▶ _INSTRUCTIONS TO FOLLOW_
Only lines holding the word "text" should be copied from the material.

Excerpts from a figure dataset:
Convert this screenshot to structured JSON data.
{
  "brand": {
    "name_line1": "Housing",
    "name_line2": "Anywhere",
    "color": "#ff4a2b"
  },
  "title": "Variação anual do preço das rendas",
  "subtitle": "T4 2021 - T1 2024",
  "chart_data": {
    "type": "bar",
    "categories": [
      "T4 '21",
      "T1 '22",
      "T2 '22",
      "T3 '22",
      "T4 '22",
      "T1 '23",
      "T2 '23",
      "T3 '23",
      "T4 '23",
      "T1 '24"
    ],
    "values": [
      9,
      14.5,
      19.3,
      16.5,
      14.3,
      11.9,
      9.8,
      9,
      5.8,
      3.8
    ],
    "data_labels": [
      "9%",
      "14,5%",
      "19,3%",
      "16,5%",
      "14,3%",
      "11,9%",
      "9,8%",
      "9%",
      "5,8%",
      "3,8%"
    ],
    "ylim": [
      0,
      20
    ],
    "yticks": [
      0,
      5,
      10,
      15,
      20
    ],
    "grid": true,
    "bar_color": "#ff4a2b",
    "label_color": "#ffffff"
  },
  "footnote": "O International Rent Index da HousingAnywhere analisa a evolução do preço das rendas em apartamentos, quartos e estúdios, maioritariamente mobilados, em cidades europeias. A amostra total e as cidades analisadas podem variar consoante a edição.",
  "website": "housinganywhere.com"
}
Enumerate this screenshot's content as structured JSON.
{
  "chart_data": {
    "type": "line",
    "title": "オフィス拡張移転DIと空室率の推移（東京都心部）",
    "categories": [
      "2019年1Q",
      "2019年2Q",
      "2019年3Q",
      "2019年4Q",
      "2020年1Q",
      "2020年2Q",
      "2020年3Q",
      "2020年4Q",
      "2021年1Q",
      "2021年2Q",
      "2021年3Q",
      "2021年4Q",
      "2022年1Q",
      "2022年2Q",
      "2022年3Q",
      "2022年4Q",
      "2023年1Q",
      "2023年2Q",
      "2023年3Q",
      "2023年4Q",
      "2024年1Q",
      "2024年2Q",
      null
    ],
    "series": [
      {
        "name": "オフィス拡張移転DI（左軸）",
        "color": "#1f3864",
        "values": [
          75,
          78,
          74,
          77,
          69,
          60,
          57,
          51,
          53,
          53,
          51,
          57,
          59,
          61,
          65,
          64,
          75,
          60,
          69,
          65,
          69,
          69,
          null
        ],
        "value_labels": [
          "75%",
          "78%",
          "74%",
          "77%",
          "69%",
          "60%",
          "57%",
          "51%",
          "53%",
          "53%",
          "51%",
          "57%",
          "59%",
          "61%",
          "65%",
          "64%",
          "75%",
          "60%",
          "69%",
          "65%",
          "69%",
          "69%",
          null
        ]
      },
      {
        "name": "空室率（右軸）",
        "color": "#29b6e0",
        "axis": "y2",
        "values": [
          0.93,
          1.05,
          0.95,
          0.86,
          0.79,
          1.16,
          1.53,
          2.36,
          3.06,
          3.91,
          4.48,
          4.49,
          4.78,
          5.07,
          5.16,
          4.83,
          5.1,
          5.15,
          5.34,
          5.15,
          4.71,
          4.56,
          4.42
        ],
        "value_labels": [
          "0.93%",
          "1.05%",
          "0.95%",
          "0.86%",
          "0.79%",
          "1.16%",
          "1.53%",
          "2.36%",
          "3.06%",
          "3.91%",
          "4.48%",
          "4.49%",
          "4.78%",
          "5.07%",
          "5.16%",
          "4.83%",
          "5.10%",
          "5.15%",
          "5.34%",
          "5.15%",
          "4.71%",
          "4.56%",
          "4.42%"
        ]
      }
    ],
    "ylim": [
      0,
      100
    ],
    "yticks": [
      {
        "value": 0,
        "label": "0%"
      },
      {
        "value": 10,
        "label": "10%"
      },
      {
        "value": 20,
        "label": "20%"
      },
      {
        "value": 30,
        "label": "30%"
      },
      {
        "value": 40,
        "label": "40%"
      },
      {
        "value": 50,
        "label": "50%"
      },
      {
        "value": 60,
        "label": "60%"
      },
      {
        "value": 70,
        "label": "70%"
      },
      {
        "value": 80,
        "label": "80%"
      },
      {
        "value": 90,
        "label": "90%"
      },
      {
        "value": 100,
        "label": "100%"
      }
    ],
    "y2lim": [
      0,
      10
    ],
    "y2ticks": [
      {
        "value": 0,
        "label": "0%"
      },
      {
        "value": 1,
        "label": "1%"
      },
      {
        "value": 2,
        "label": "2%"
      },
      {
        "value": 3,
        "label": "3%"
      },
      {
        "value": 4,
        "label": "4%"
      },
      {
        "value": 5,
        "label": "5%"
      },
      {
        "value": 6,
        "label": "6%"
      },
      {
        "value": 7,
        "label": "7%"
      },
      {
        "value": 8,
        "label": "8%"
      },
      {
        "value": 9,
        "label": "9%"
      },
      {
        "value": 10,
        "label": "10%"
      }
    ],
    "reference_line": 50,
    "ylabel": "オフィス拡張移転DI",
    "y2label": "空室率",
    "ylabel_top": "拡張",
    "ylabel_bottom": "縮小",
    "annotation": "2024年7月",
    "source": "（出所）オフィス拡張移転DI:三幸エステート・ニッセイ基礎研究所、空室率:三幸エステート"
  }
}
==
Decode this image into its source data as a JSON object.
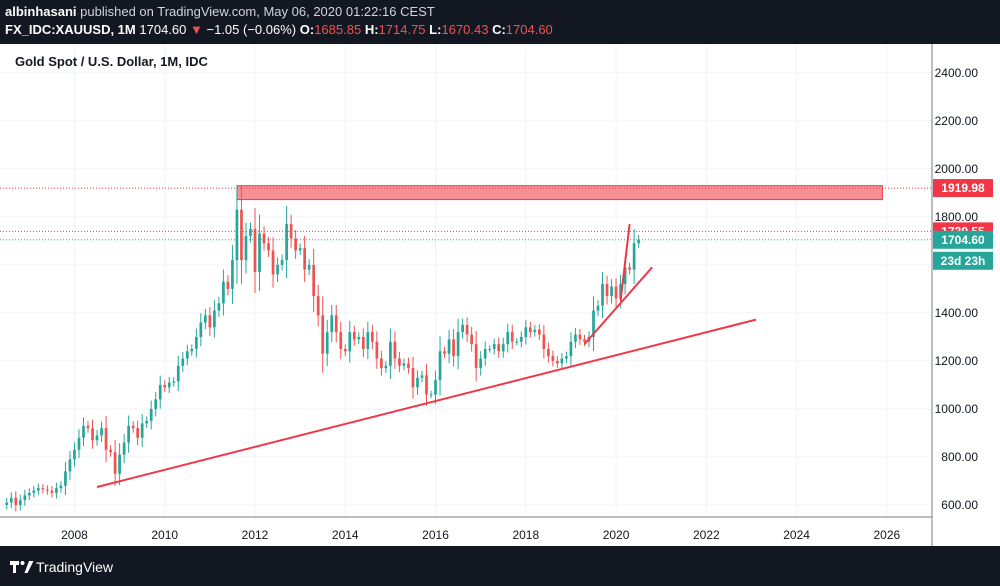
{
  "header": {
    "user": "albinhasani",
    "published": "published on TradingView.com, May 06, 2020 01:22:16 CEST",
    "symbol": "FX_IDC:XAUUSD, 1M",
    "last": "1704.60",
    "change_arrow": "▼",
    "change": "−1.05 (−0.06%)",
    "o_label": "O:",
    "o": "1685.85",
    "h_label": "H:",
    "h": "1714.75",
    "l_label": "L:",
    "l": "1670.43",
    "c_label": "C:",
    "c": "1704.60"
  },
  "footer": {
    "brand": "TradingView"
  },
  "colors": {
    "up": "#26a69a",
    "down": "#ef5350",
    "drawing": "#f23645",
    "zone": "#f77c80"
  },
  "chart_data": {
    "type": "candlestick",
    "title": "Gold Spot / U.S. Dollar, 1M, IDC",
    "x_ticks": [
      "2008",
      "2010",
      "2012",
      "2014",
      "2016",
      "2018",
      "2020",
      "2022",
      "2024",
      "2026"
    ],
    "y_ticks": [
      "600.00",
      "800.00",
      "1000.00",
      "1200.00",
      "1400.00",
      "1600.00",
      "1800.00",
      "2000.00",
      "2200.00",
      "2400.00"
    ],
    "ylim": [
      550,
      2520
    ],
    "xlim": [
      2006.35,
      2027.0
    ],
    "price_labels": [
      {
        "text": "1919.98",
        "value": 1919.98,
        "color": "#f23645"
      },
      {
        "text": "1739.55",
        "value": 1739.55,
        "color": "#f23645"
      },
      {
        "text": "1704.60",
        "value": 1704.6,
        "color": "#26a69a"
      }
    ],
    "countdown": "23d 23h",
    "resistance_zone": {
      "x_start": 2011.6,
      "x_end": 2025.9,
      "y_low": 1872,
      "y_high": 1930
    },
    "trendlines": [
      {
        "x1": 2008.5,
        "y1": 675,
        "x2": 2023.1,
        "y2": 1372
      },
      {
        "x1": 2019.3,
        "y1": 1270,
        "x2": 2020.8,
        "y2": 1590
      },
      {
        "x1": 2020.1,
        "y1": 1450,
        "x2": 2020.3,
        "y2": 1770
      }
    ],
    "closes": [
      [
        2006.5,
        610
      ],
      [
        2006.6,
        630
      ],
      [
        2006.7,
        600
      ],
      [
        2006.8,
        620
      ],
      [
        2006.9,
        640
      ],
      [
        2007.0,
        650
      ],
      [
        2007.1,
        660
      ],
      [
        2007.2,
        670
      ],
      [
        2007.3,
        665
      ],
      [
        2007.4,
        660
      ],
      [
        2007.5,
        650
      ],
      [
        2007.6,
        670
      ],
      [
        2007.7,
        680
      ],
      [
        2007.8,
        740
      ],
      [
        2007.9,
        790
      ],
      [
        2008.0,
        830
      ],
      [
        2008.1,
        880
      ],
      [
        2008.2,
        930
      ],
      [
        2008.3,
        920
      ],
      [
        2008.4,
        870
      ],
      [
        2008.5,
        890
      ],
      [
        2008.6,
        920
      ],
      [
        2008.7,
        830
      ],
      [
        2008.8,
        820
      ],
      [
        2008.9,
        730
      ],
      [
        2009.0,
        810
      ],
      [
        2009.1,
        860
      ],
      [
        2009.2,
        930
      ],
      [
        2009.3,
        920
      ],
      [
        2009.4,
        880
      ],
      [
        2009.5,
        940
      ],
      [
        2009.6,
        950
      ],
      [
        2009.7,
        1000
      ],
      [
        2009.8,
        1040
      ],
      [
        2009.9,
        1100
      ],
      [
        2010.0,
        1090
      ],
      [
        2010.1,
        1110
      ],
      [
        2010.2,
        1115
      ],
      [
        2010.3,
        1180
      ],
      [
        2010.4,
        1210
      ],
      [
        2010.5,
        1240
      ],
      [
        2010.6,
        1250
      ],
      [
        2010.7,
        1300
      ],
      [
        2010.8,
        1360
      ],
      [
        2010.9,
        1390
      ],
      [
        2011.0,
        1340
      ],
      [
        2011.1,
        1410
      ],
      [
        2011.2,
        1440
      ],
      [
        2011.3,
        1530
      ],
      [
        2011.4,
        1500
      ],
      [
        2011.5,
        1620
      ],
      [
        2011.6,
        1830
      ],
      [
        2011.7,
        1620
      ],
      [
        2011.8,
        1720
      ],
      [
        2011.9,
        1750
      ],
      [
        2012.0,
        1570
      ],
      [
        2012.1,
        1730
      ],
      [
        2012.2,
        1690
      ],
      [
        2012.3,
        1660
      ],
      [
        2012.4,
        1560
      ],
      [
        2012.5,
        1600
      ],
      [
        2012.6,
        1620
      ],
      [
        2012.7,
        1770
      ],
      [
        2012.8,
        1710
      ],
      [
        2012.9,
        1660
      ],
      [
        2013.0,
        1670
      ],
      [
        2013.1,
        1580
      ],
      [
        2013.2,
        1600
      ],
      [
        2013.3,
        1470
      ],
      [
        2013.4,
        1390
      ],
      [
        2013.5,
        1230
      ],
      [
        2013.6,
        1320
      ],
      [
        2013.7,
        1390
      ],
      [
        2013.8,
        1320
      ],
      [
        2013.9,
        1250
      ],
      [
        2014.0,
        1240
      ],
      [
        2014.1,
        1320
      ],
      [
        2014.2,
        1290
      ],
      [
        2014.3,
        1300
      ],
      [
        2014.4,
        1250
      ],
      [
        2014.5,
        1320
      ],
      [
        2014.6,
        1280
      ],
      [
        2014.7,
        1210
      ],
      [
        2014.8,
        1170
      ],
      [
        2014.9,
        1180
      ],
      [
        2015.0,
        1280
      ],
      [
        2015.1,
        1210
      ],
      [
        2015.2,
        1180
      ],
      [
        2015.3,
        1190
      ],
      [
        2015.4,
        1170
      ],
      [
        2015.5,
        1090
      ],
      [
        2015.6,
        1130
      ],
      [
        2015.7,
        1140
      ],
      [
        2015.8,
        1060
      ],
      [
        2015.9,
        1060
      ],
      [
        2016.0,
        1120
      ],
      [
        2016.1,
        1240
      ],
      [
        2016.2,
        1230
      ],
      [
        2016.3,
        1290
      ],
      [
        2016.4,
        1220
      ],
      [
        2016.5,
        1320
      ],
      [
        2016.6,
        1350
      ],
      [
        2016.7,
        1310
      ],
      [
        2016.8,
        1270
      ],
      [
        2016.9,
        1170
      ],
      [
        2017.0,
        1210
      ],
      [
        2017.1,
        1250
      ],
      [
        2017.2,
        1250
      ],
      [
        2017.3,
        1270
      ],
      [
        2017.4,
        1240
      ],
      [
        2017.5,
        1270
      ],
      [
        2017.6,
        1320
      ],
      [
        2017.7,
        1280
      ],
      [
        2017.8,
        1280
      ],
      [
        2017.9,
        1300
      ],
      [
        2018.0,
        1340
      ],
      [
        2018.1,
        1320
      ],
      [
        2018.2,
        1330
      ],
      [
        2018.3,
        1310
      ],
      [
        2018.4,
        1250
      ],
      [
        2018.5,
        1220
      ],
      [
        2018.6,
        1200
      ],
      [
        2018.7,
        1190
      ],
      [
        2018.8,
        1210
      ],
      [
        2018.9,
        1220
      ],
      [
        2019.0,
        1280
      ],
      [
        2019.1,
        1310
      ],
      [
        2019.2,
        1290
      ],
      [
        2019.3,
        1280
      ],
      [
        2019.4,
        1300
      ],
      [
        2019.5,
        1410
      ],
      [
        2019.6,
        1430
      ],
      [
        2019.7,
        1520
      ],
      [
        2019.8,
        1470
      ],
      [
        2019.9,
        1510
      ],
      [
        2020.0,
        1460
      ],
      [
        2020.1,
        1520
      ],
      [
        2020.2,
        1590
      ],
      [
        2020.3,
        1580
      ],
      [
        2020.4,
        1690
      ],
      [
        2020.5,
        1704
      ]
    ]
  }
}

▶ _EXERCISE SOLUTION_
        "text": "1919.98",
        "text": "1739.55",
        "text": "1704.60",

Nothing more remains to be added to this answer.